• **DIRECTIONS**:
(a) From the article on Indigenous Knowledges and climate change, reproduce verbatim the passage from "In fact, the" up to and including "for conservation planning.".
(b) In the article on Indigenous Knowledges and climate change, who identified the effects of climate change on biodiversity?
(c) Extend the article on Indigenous Knowledges and climate change, beginning immediately after its final sentence.

BEGIN SUPPLIED TEXT

Our research involved a survey and an associated “extended yarning” method, which recognises Indigenous peoples’ preference for, and skills in, oral communication. The yarns involved conversations up to 90-minutes with Elders, Indigenous scholars and community leaders.

The report yielded many insights into how Indigenous Knowledges can help Australia track and cope with climate change. In the spirit of this year’s NAIDOC Week theme, we outline these below.

Identifying climate changes

We documented how Indigenous communities monitor climate changes. For example, a Melukerdee respondent from Lutruwita/Tasmania identified the effects on biodiversity:

I have seen changes in the patterns of seasons all around. Flowers bloom too early, crops are lost from summers that are too warm and too long, uncontrollable fires that are too hot ravage Country and leave animals homeless, the abundance of special cultural species reduces and diseases take out many key species of different ecological areas which have previously long stood resistant.

In fact, the IPCC’s sixth assessment report noted the value of engaging Indigenous knowledge holders in fauna field surveys and the benefits for conservation planning.

people sitting around a campfire
The ‘extended yarning’ method recognises Indigenous peoples’ preference for and skills in oral communication. WILL HEATHCOTE/JILAMARA ARTS AND CRAFTS ASSOCIATION via AAP

Adapting to a warmer world

The long-standing “relational thinking” of Aboriginal and Torres Strait Islander peoples is an important resource in the stewardship of Country.

The term refers to a worldview that humans are in a relationship with everything else on Earth. This thinking enables an understanding of how ecosystems respond to, adapt to, and recover from human-driven climate change.

END SUPPLIED TEXT
BEGIN SUPPLIED RECORDS

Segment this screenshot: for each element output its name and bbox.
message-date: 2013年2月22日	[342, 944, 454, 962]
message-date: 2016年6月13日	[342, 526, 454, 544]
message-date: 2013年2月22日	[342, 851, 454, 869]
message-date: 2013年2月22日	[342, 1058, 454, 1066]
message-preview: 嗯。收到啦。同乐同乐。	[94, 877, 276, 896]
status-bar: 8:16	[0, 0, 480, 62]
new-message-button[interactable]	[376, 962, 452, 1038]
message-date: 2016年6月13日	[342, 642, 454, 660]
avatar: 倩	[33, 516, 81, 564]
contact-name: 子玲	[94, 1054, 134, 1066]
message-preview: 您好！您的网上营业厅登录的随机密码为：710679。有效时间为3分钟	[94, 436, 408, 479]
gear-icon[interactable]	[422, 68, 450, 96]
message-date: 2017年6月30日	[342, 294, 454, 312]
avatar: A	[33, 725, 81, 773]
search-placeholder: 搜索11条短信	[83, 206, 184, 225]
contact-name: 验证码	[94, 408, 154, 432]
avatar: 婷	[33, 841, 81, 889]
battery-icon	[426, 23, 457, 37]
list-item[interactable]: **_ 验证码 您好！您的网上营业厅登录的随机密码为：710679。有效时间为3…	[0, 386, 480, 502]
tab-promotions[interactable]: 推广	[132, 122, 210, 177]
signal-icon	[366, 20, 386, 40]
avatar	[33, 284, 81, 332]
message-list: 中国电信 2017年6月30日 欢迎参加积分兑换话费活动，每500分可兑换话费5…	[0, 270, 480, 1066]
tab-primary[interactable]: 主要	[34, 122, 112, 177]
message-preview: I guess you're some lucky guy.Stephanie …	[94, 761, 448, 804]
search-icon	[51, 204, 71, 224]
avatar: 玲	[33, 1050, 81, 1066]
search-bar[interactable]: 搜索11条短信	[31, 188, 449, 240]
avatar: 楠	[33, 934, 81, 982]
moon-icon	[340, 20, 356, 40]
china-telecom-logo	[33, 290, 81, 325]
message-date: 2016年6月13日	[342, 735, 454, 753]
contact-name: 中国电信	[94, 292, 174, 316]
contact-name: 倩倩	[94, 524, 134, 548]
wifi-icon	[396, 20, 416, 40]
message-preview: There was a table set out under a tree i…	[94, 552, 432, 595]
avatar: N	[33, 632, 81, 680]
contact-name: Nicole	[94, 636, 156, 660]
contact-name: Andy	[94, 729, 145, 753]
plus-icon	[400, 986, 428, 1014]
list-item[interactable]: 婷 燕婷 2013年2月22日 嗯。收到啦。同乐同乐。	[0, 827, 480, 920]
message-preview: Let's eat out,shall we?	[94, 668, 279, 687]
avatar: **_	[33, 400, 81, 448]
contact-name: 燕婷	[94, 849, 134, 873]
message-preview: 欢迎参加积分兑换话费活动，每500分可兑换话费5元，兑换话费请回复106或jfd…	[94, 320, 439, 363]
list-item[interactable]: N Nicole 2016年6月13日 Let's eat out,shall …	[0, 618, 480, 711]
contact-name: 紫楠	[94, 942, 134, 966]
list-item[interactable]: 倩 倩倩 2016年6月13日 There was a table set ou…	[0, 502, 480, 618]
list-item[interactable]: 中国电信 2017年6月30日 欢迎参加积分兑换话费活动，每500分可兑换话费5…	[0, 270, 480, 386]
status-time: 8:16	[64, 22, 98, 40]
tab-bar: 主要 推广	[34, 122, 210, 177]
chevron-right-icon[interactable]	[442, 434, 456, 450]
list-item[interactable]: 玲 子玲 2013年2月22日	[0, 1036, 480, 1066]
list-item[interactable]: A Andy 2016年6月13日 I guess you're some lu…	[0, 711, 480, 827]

END SUPPLIED RECORDS

• **EXPECTED OUTPUTS**:
(a)
In fact, the IPCC’s sixth assessment report noted the value of engaging Indigenous knowledge holders in fauna field surveys and the benefits for conservation planning.

(b) A Melukerdee respondent from Lutruwita/Tasmania.

(c)
One Aboriginal respondent told us:

There is limited recognition regarding First Nation peoples other than relegating us to ‘vulnerable communities’ in context of climate change. This disregards our over 65,000 years of sustainable practices and customary knowledge of the natural environment and thus our significant contribution to policy.

The IPCC’s sixth assessment report identified Indigenous Knowledges relevant to climate adaptation, including:

  • Indigenous fire management to reduce greenhouse gas emissions

  • Indigenous Ranger land management, including carbon abatement, weed management and recovery of threatened species

  • “cultural flows” in waterways that define when and where water is to be delivered, particularly in a changing climate.

Sharing climate information with all

Our report has been shared in written, verbal and animated formats to research participants and government decision-makers.

We engaged Wiradjuri artist Dr Tom Munro-Harrison to create both the report’s cover art, and an animation we are launching today. Munro-Harrison’s art seeks to promote Indigenous voices and perspectives on key issues, including climate change.

He says:

My graphic art practice acts as the site of this self-determining activity and process, where meaning-making and identity can be explored in ways that demonstrate the ongoing survivance, resurgence and modernity of my Wiradjuri culture.

Indigenous self-representation was crucial to our work. Munro-Harrison reflects this in the animation by using direct quotes from Indigenous cultural practitioners who informed the report. This legitimises primary sources of cultural practice in the form of Indigenous oral story.

Planning for the seventh IPCC assessment report is underway. The federal government has already shared key aspects of our advice with the IPCC international secretariat.

The IPCC has come far in recognising Indigenous Knowledges. For example, it is now seeking authors with expertise in how to integrate “different forms of climate-related knowledge and data, including Indigenous Knowledge”.

There is more work to do, and the task is urgent. Accelerating climate change means the value of these Knowledges is more pertinent than ever.

The authors would like to acknowledge the contributions of our report co-authors: Adjunct Professor Sandra Creamer AM (Waanyi Kalkadoon), Dr Vinnitta Mosby (Meriam Nation), and Professor Gretta Pecl (IPCC AR6 Lead Author).